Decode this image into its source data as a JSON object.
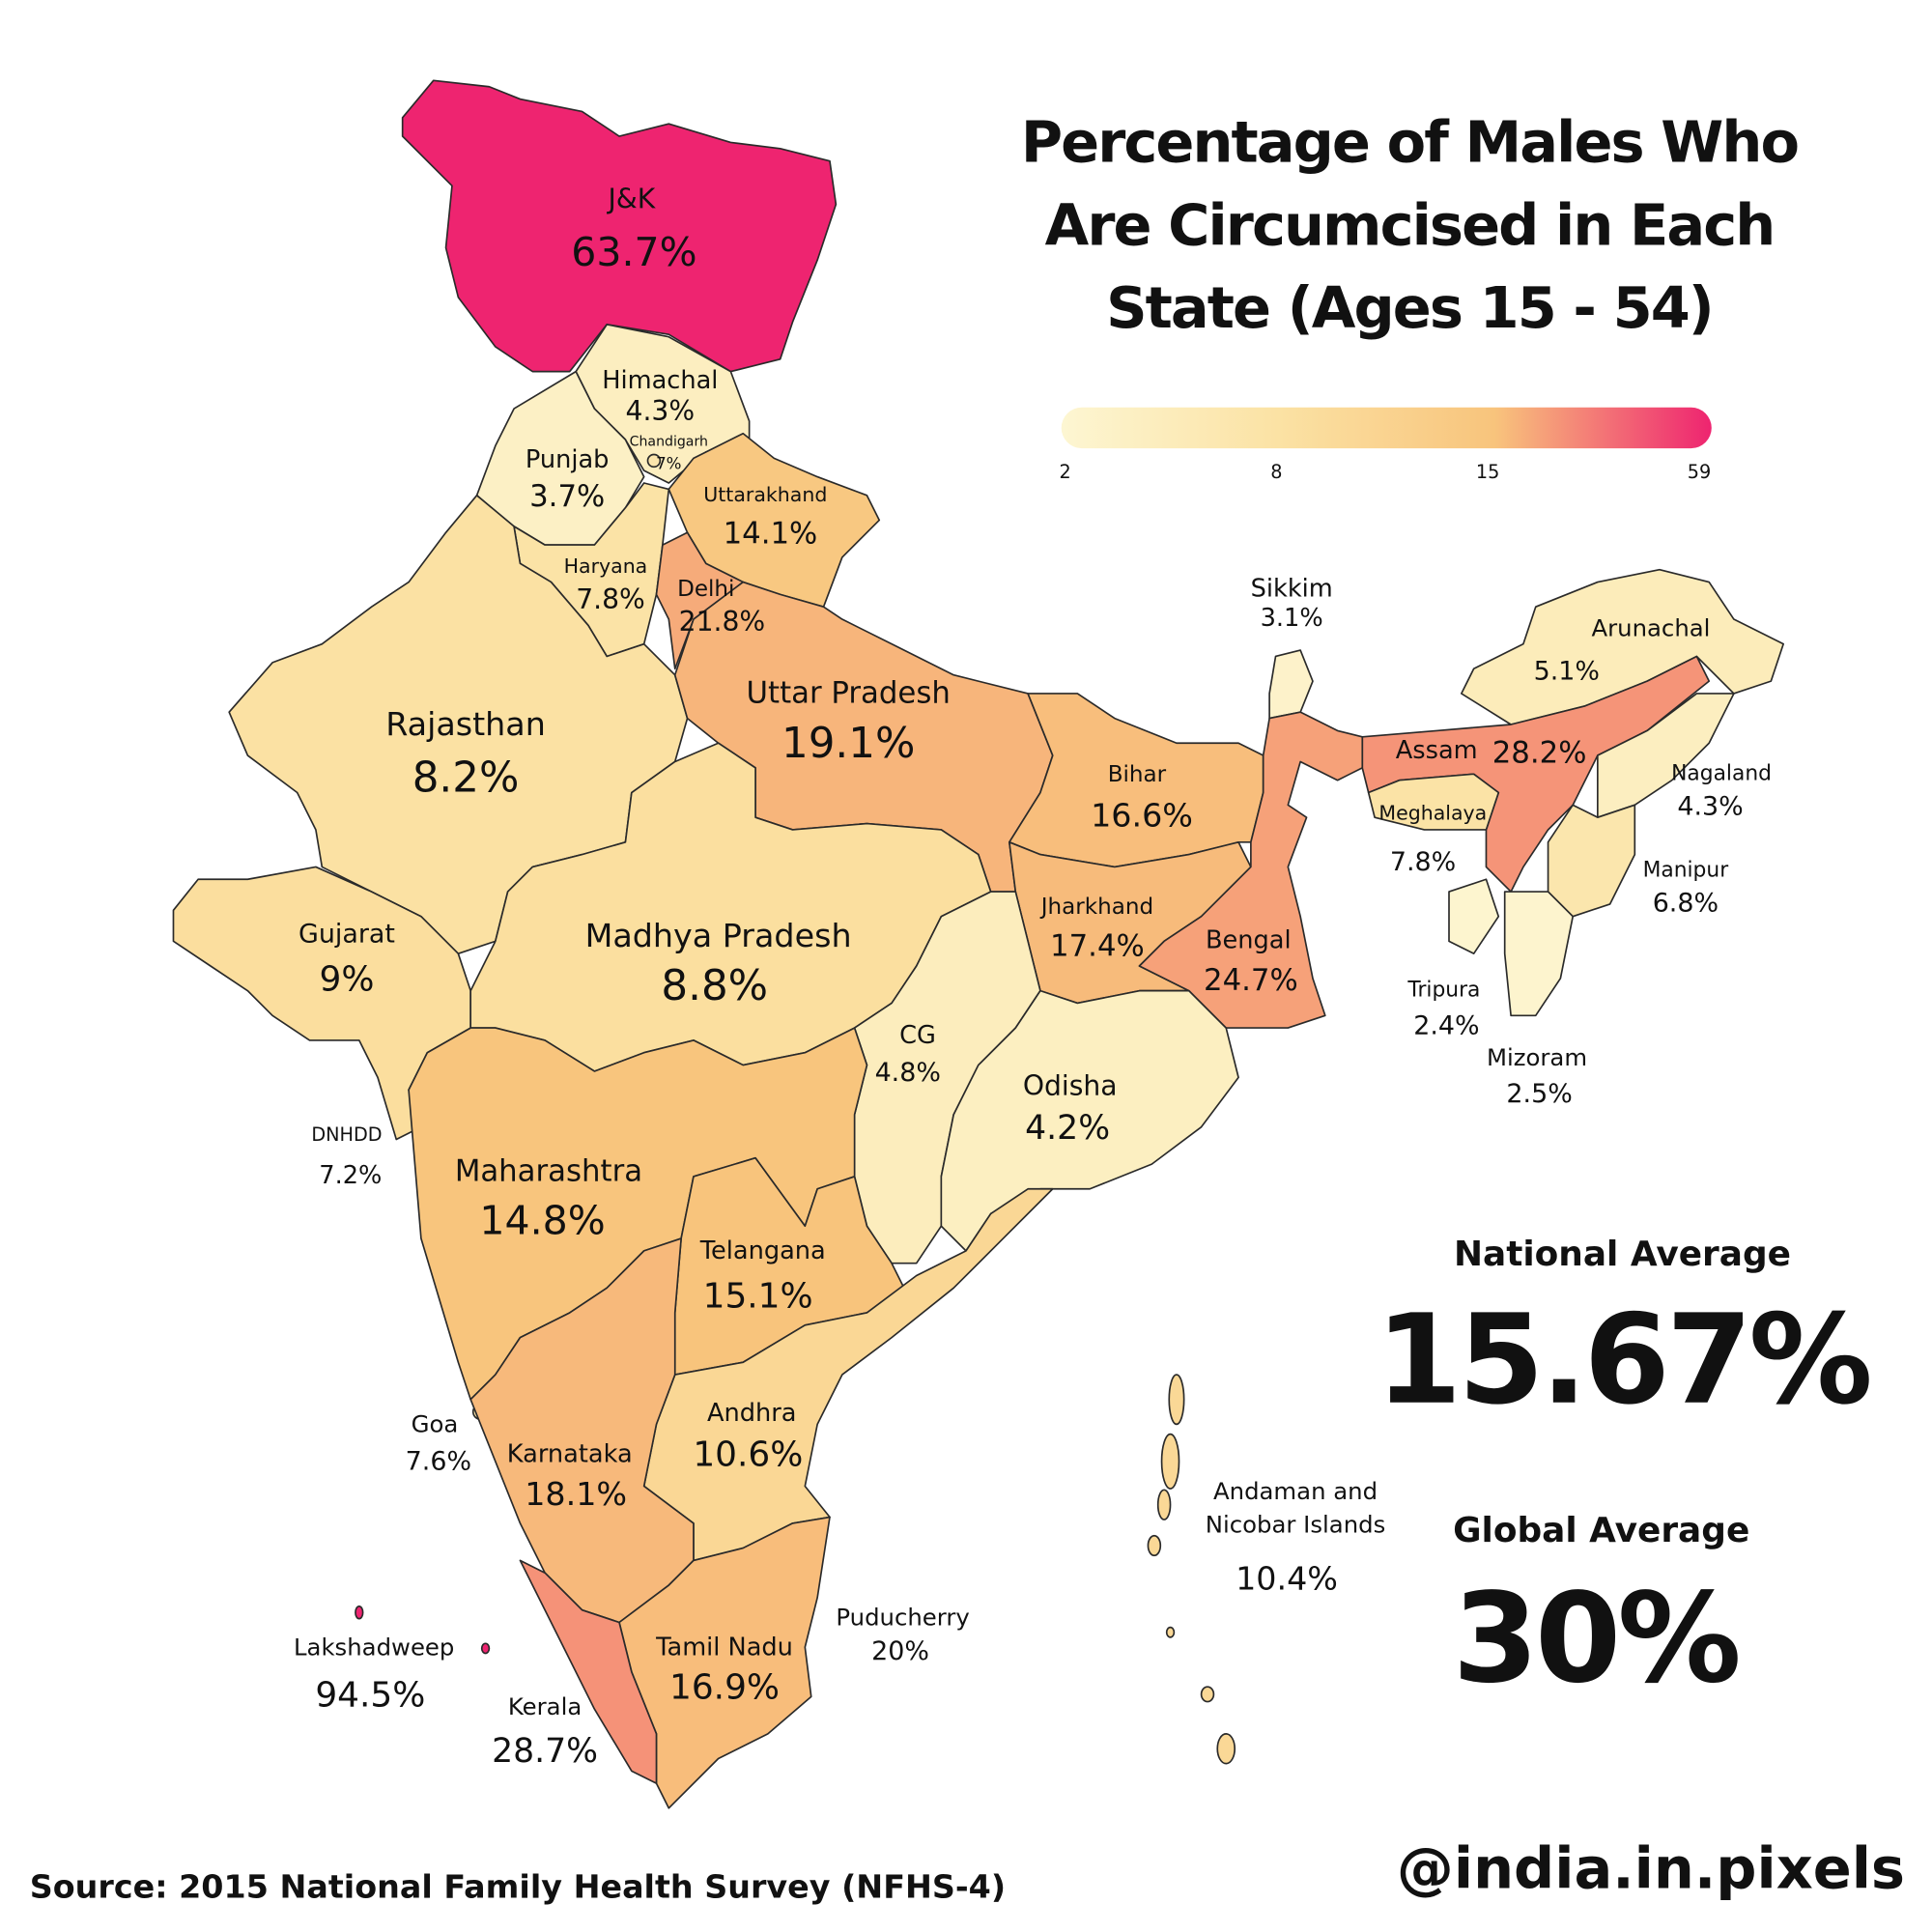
{
  "title": [
    "Percentage of Males Who",
    "Are Circumcised in Each",
    "State (Ages 15 - 54)"
  ],
  "legend": {
    "ticks": [
      2,
      8,
      15,
      59
    ],
    "colors": [
      "#fdf6d2",
      "#fbe2a4",
      "#f8c47c",
      "#ee2470"
    ]
  },
  "regions": [
    {
      "name": "J&K",
      "value": 63.7,
      "value_label": "63.7%"
    },
    {
      "name": "Himachal",
      "value": 4.3,
      "value_label": "4.3%"
    },
    {
      "name": "Chandigarh",
      "value": 7,
      "value_label": "7%"
    },
    {
      "name": "Punjab",
      "value": 3.7,
      "value_label": "3.7%"
    },
    {
      "name": "Uttarakhand",
      "value": 14.1,
      "value_label": "14.1%"
    },
    {
      "name": "Haryana",
      "value": 7.8,
      "value_label": "7.8%"
    },
    {
      "name": "Delhi",
      "value": 21.8,
      "value_label": "21.8%"
    },
    {
      "name": "Rajasthan",
      "value": 8.2,
      "value_label": "8.2%"
    },
    {
      "name": "Uttar Pradesh",
      "value": 19.1,
      "value_label": "19.1%"
    },
    {
      "name": "Bihar",
      "value": 16.6,
      "value_label": "16.6%"
    },
    {
      "name": "Sikkim",
      "value": 3.1,
      "value_label": "3.1%"
    },
    {
      "name": "Arunachal",
      "value": 5.1,
      "value_label": "5.1%"
    },
    {
      "name": "Assam",
      "value": 28.2,
      "value_label": "28.2%"
    },
    {
      "name": "Nagaland",
      "value": 4.3,
      "value_label": "4.3%"
    },
    {
      "name": "Meghalaya",
      "value": 7.8,
      "value_label": "7.8%"
    },
    {
      "name": "Manipur",
      "value": 6.8,
      "value_label": "6.8%"
    },
    {
      "name": "Gujarat",
      "value": 9,
      "value_label": "9%"
    },
    {
      "name": "Madhya Pradesh",
      "value": 8.8,
      "value_label": "8.8%"
    },
    {
      "name": "Jharkhand",
      "value": 17.4,
      "value_label": "17.4%"
    },
    {
      "name": "Bengal",
      "value": 24.7,
      "value_label": "24.7%"
    },
    {
      "name": "Tripura",
      "value": 2.4,
      "value_label": "2.4%"
    },
    {
      "name": "Mizoram",
      "value": 2.5,
      "value_label": "2.5%"
    },
    {
      "name": "CG",
      "value": 4.8,
      "value_label": "4.8%"
    },
    {
      "name": "Odisha",
      "value": 4.2,
      "value_label": "4.2%"
    },
    {
      "name": "DNHDD",
      "value": 7.2,
      "value_label": "7.2%"
    },
    {
      "name": "Maharashtra",
      "value": 14.8,
      "value_label": "14.8%"
    },
    {
      "name": "Telangana",
      "value": 15.1,
      "value_label": "15.1%"
    },
    {
      "name": "Goa",
      "value": 7.6,
      "value_label": "7.6%"
    },
    {
      "name": "Andhra",
      "value": 10.6,
      "value_label": "10.6%"
    },
    {
      "name": "Karnataka",
      "value": 18.1,
      "value_label": "18.1%"
    },
    {
      "name": [
        "Andaman and",
        "Nicobar Islands"
      ],
      "value": 10.4,
      "value_label": "10.4%"
    },
    {
      "name": "Puducherry",
      "value": 20,
      "value_label": "20%"
    },
    {
      "name": "Lakshadweep",
      "value": 94.5,
      "value_label": "94.5%"
    },
    {
      "name": "Tamil Nadu",
      "value": 16.9,
      "value_label": "16.9%"
    },
    {
      "name": "Kerala",
      "value": 28.7,
      "value_label": "28.7%"
    }
  ],
  "national_average": {
    "label": "National Average",
    "value": "15.67%"
  },
  "global_average": {
    "label": "Global Average",
    "value": "30%"
  },
  "source": "Source:  2015 National Family Health Survey (NFHS-4)",
  "credit": "@india.in.pixels"
}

□ □ □ □ □

→ **Directive**
Show all lines from the data above in which the word "Pradesh" appears.

→ **Worked solution**
      "name": "Uttar Pradesh",
      "name": "Madhya Pradesh",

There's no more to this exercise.